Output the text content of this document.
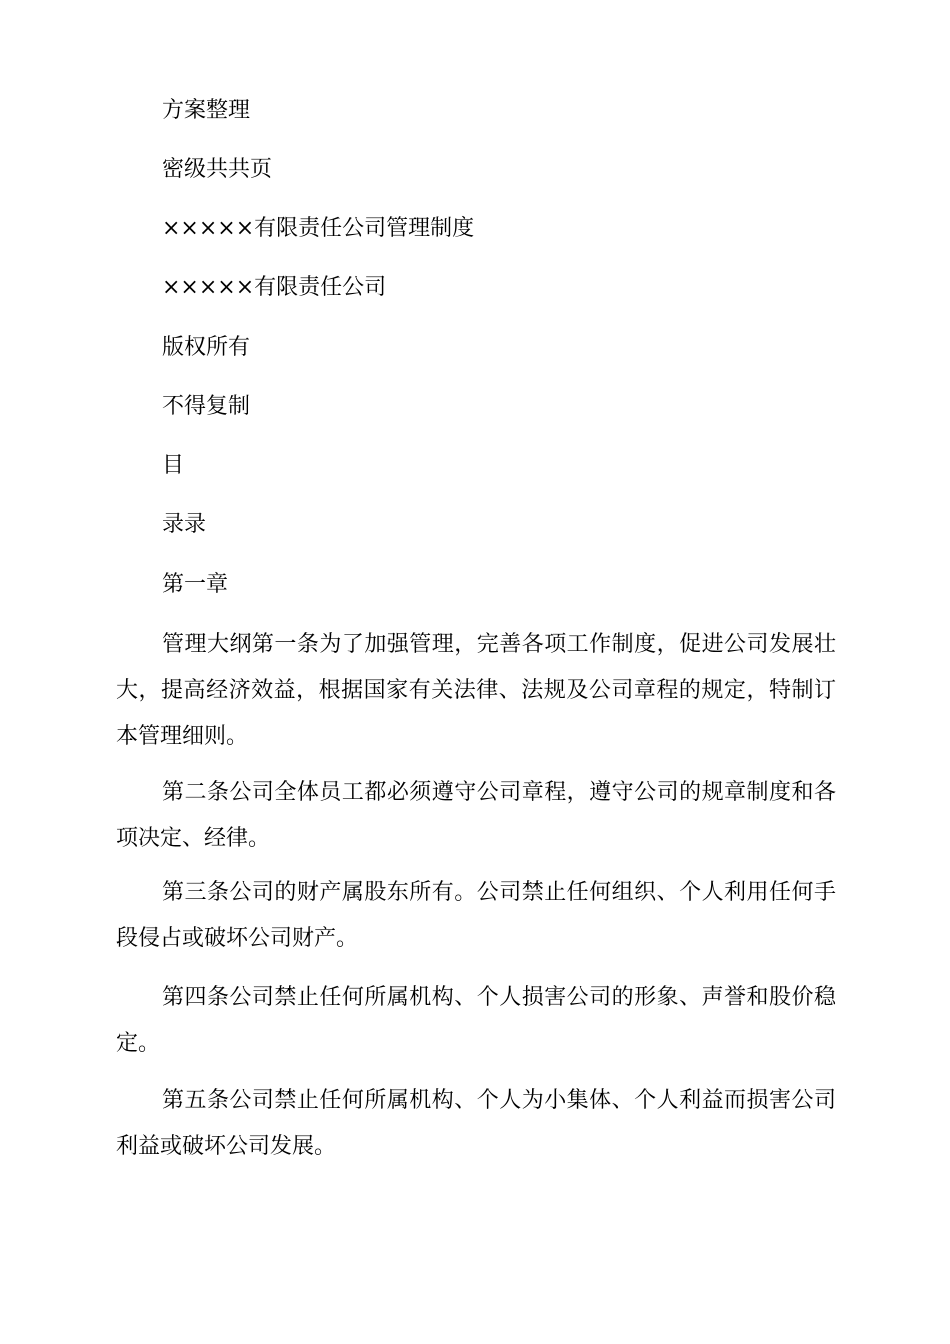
方案整理

密级共共页

×××××有限责任公司管理制度

×××××有限责任公司

版权所有

不得复制

目

录录

第一章

管理大纲第一条为了加强管理，完善各项工作制度，促进公司发展壮大，提高经济效益，根据国家有关法律、法规及公司章程的规定，特制订本管理细则。

第二条公司全体员工都必须遵守公司章程，遵守公司的规章制度和各项决定、经律。

第三条公司的财产属股东所有。公司禁止任何组织、个人利用任何手段侵占或破坏公司财产。

第四条公司禁止任何所属机构、个人损害公司的形象、声誉和股价稳定。

第五条公司禁止任何所属机构、个人为小集体、个人利益而损害公司利益或破坏公司发展。
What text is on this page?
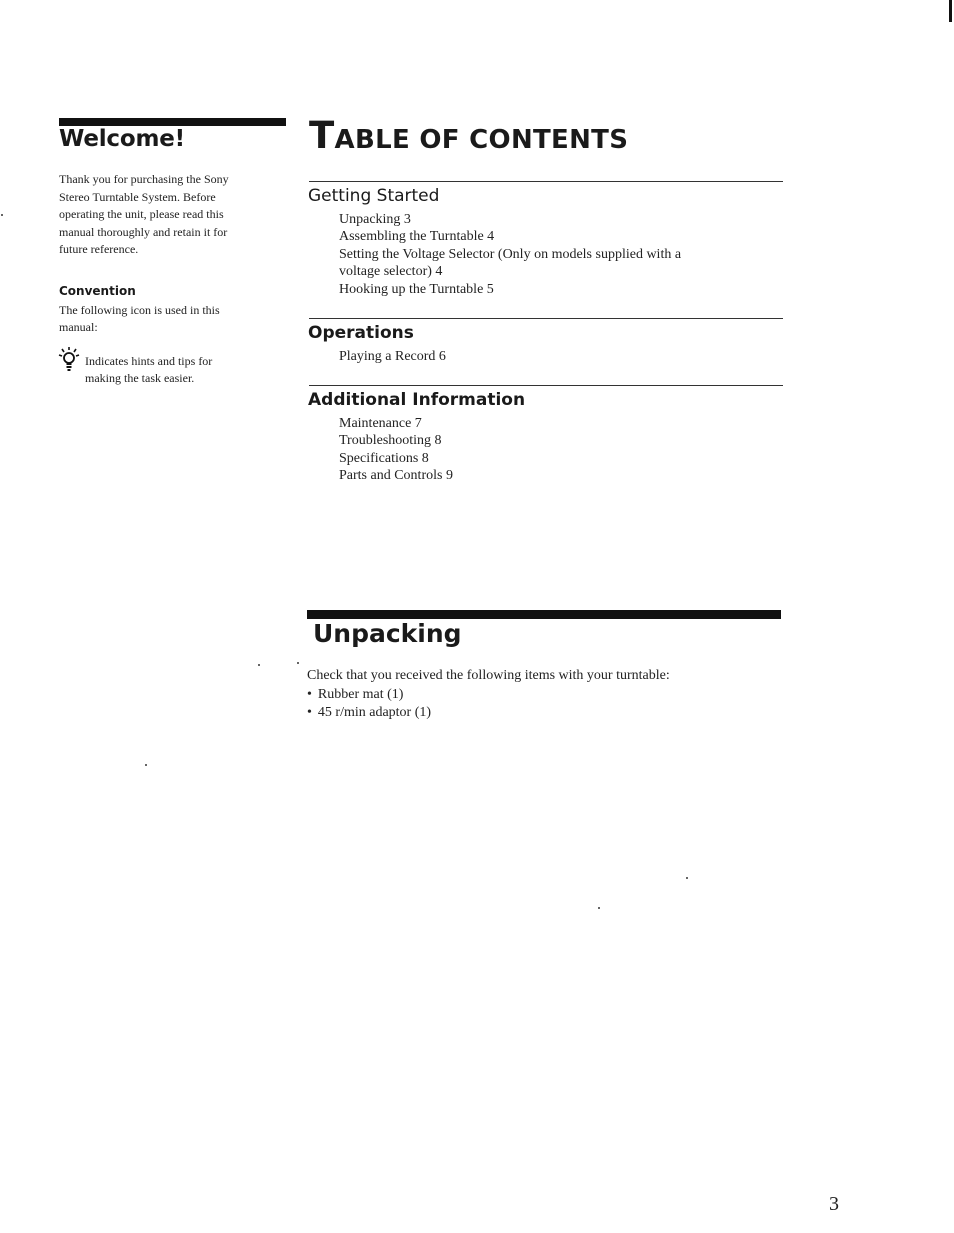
Welcome!
Thank you for purchasing the Sony
Stereo Turntable System. Before
operating the unit, please read this
manual thoroughly and retain it for
future reference.
Convention
The following icon is used in this
manual:
Indicates hints and tips for
making the task easier.
TABLE OF CONTENTS
Getting Started
Unpacking 3
Assembling the Turntable 4
Setting the Voltage Selector (Only on models supplied with a
voltage selector) 4
Hooking up the Turntable 5
Operations
Playing a Record 6
Additional Information
Maintenance 7
Troubleshooting 8
Specifications 8
Parts and Controls 9
Unpacking
Check that you received the following items with your turntable:
• Rubber mat (1)
• 45 r/min adaptor (1)
3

## Task brief
Scan the material above for the string "following" and return the lines that hold it.

## Full output
The following icon is used in this
Check that you received the following items with your turntable:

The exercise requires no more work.